(Saved data entries)

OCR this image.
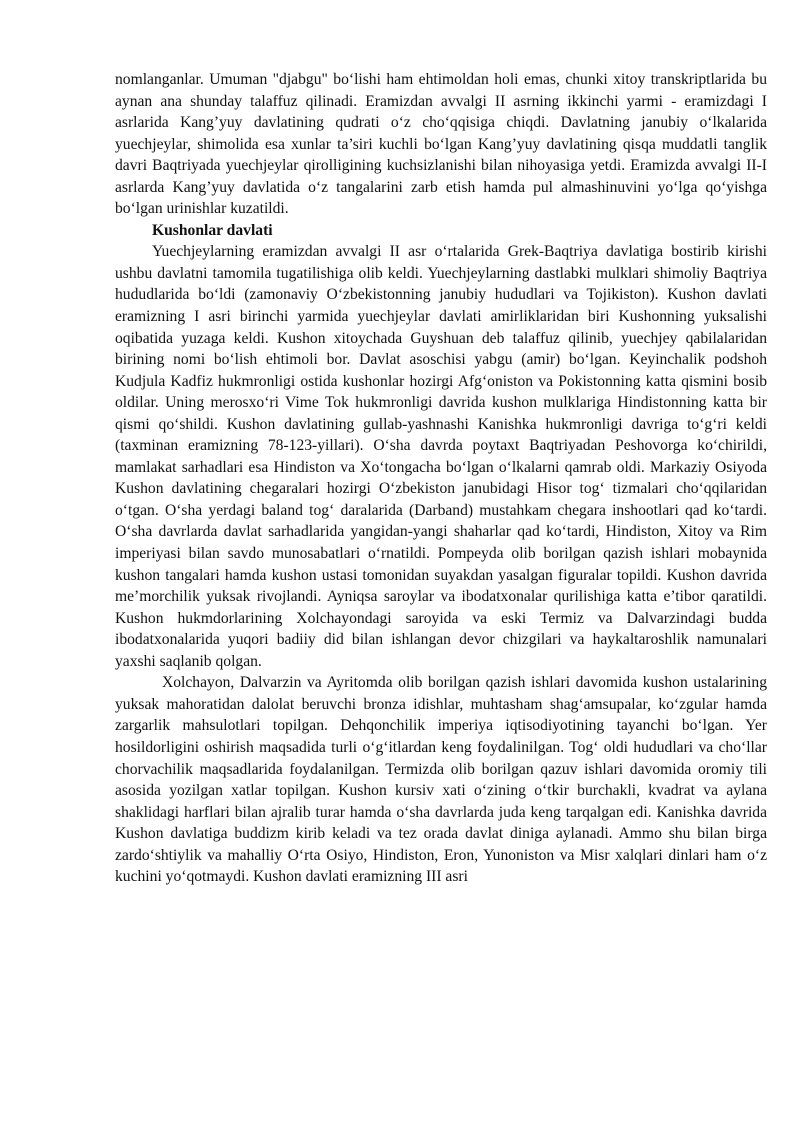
nomlanganlar. Umuman "djabgu" bo‘lishi ham ehtimoldan holi emas, chunki xitoy transkriptlarida bu aynan ana shunday talaffuz qilinadi. Eramizdan avvalgi II asrning ikkinchi yarmi - eramizdagi I asrlarida Kang’yuy davlatining qudrati o‘z cho‘qqisiga chiqdi. Davlatning janubiy o‘lkalarida yuechjeylar, shimolida esa xunlar ta’siri kuchli bo‘lgan Kang’yuy davlatining qisqa muddatli tanglik davri Baqtriyada yuechjeylar qirolligining kuchsizlanishi bilan nihoyasiga yetdi. Eramizda avvalgi II-I asrlarda Kang’yuy davlatida o‘z tangalarini zarb etish hamda pul almashinuvini yo‘lga qo‘yishga bo‘lgan urinishlar kuzatildi.

Kushonlar davlati

Yuechjeylarning eramizdan avvalgi II asr o‘rtalarida Grek-Baqtriya davlatiga bostirib kirishi ushbu davlatni tamomila tugatilishiga olib keldi. Yuechjeylarning dastlabki mulklari shimoliy Baqtriya hududlarida bo‘ldi (zamonaviy O‘zbekistonning janubiy hududlari va Tojikiston). Kushon davlati eramizning I asri birinchi yarmida yuechjeylar davlati amirliklaridan biri Kushonning yuksalishi oqibatida yuzaga keldi. Kushon xitoychada Guyshuan deb talaffuz qilinib, yuechjey qabilalaridan birining nomi bo‘lish ehtimoli bor. Davlat asoschisi yabgu (amir) bo‘lgan. Keyinchalik podshoh Kudjula Kadfiz hukmronligi ostida kushonlar hozirgi Afg‘oniston va Pokistonning katta qismini bosib oldilar. Uning merosxo‘ri Vime Tok hukmronligi davrida kushon mulklariga Hindistonning katta bir qismi qo‘shildi. Kushon davlatining gullab-yashnashi Kanishka hukmronligi davriga to‘g‘ri keldi (taxminan eramizning 78-123-yillari). O‘sha davrda poytaxt Baqtriyadan Peshovorga ko‘chirildi, mamlakat sarhadlari esa Hindiston va Xo‘tongacha bo‘lgan o‘lkalarni qamrab oldi. Markaziy Osiyoda Kushon davlatining chegaralari hozirgi O‘zbekiston janubidagi Hisor tog‘ tizmalari cho‘qqilaridan o‘tgan. O‘sha yerdagi baland tog‘ daralarida (Darband) mustahkam chegara inshootlari qad ko‘tardi. O‘sha davrlarda davlat sarhadlarida yangidan-yangi shaharlar qad ko‘tardi, Hindiston, Xitoy va Rim imperiyasi bilan savdo munosabatlari o‘rnatildi. Pompeyda olib borilgan qazish ishlari mobaynida kushon tangalari hamda kushon ustasi tomonidan suyakdan yasalgan figuralar topildi. Kushon davrida me’morchilik yuksak rivojlandi. Ayniqsa saroylar va ibodatxonalar qurilishiga katta e’tibor qaratildi. Kushon hukmdorlarining Xolchayondagi saroyida va eski Termiz va Dalvarzindagi budda ibodatxonalarida yuqori badiiy did bilan ishlangan devor chizgilari va haykaltaroshlik namunalari yaxshi saqlanib qolgan.

Xolchayon, Dalvarzin va Ayritomda olib borilgan qazish ishlari davomida kushon ustalarining yuksak mahoratidan dalolat beruvchi bronza idishlar, muhtasham shag‘amsupalar, ko‘zgular hamda zargarlik mahsulotlari topilgan. Dehqonchilik imperiya iqtisodiyotining tayanchi bo‘lgan. Yer hosildorligini oshirish maqsadida turli o‘g‘itlardan keng foydalinilgan. Tog‘ oldi hududlari va cho‘llar chorvachilik maqsadlarida foydalanilgan. Termizda olib borilgan qazuv ishlari davomida oromiy tili asosida yozilgan xatlar topilgan. Kushon kursiv xati o‘zining o‘tkir burchakli, kvadrat va aylana shaklidagi harflari bilan ajralib turar hamda o‘sha davrlarda juda keng tarqalgan edi. Kanishka davrida Kushon davlatiga buddizm kirib keladi va tez orada davlat diniga aylanadi. Ammo shu bilan birga zardo‘shtiylik va mahalliy O‘rta Osiyo, Hindiston, Eron, Yunoniston va Misr xalqlari dinlari ham o‘z kuchini yo‘qotmaydi. Kushon davlati eramizning III asri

**OBJECTIVE**
Without the pictures, reproduce every line of the records above exactly.

**SOLUTION FOR THIS PROBLEM**
OCR this image.
nomlanganlar. Umuman "djabgu" bo‘lishi ham ehtimoldan holi emas, chunki xitoy transkriptlarida bu aynan ana shunday talaffuz qilinadi. Eramizdan avvalgi II asrning ikkinchi yarmi - eramizdagi I asrlarida Kang’yuy davlatining qudrati o‘z cho‘qqisiga chiqdi. Davlatning janubiy o‘lkalarida yuechjeylar, shimolida esa xunlar ta’siri kuchli bo‘lgan Kang’yuy davlatining qisqa muddatli tanglik davri Baqtriyada yuechjeylar qirolligining kuchsizlanishi bilan nihoyasiga yetdi. Eramizda avvalgi II-I asrlarda Kang’yuy davlatida o‘z tangalarini zarb etish hamda pul almashinuvini yo‘lga qo‘yishga bo‘lgan urinishlar kuzatildi.

Kushonlar davlati

Yuechjeylarning eramizdan avvalgi II asr o‘rtalarida Grek-Baqtriya davlatiga bostirib kirishi ushbu davlatni tamomila tugatilishiga olib keldi. Yuechjeylarning dastlabki mulklari shimoliy Baqtriya hududlarida bo‘ldi (zamonaviy O‘zbekistonning janubiy hududlari va Tojikiston). Kushon davlati eramizning I asri birinchi yarmida yuechjeylar davlati amirliklaridan biri Kushonning yuksalishi oqibatida yuzaga keldi. Kushon xitoychada Guyshuan deb talaffuz qilinib, yuechjey qabilalaridan birining nomi bo‘lish ehtimoli bor. Davlat asoschisi yabgu (amir) bo‘lgan. Keyinchalik podshoh Kudjula Kadfiz hukmronligi ostida kushonlar hozirgi Afg‘oniston va Pokistonning katta qismini bosib oldilar. Uning merosxo‘ri Vime Tok hukmronligi davrida kushon mulklariga Hindistonning katta bir qismi qo‘shildi. Kushon davlatining gullab-yashnashi Kanishka hukmronligi davriga to‘g‘ri keldi (taxminan eramizning 78-123-yillari). O‘sha davrda poytaxt Baqtriyadan Peshovorga ko‘chirildi, mamlakat sarhadlari esa Hindiston va Xo‘tongacha bo‘lgan o‘lkalarni qamrab oldi. Markaziy Osiyoda Kushon davlatining chegaralari hozirgi O‘zbekiston janubidagi Hisor tog‘ tizmalari cho‘qqilaridan o‘tgan. O‘sha yerdagi baland tog‘ daralarida (Darband) mustahkam chegara inshootlari qad ko‘tardi. O‘sha davrlarda davlat sarhadlarida yangidan-yangi shaharlar qad ko‘tardi, Hindiston, Xitoy va Rim imperiyasi bilan savdo munosabatlari o‘rnatildi. Pompeyda olib borilgan qazish ishlari mobaynida kushon tangalari hamda kushon ustasi tomonidan suyakdan yasalgan figuralar topildi. Kushon davrida me’morchilik yuksak rivojlandi. Ayniqsa saroylar va ibodatxonalar qurilishiga katta e’tibor qaratildi. Kushon hukmdorlarining Xolchayondagi saroyida va eski Termiz va Dalvarzindagi budda ibodatxonalarida yuqori badiiy did bilan ishlangan devor chizgilari va haykaltaroshlik namunalari yaxshi saqlanib qolgan.

Xolchayon, Dalvarzin va Ayritomda olib borilgan qazish ishlari davomida kushon ustalarining yuksak mahoratidan dalolat beruvchi bronza idishlar, muhtasham shag‘amsupalar, ko‘zgular hamda zargarlik mahsulotlari topilgan. Dehqonchilik imperiya iqtisodiyotining tayanchi bo‘lgan. Yer hosildorligini oshirish maqsadida turli o‘g‘itlardan keng foydalinilgan. Tog‘ oldi hududlari va cho‘llar chorvachilik maqsadlarida foydalanilgan. Termizda olib borilgan qazuv ishlari davomida oromiy tili asosida yozilgan xatlar topilgan. Kushon kursiv xati o‘zining o‘tkir burchakli, kvadrat va aylana shaklidagi harflari bilan ajralib turar hamda o‘sha davrlarda juda keng tarqalgan edi. Kanishka davrida Kushon davlatiga buddizm kirib keladi va tez orada davlat diniga aylanadi. Ammo shu bilan birga zardo‘shtiylik va mahalliy O‘rta Osiyo, Hindiston, Eron, Yunoniston va Misr xalqlari dinlari ham o‘z kuchini yo‘qotmaydi. Kushon davlati eramizning III asri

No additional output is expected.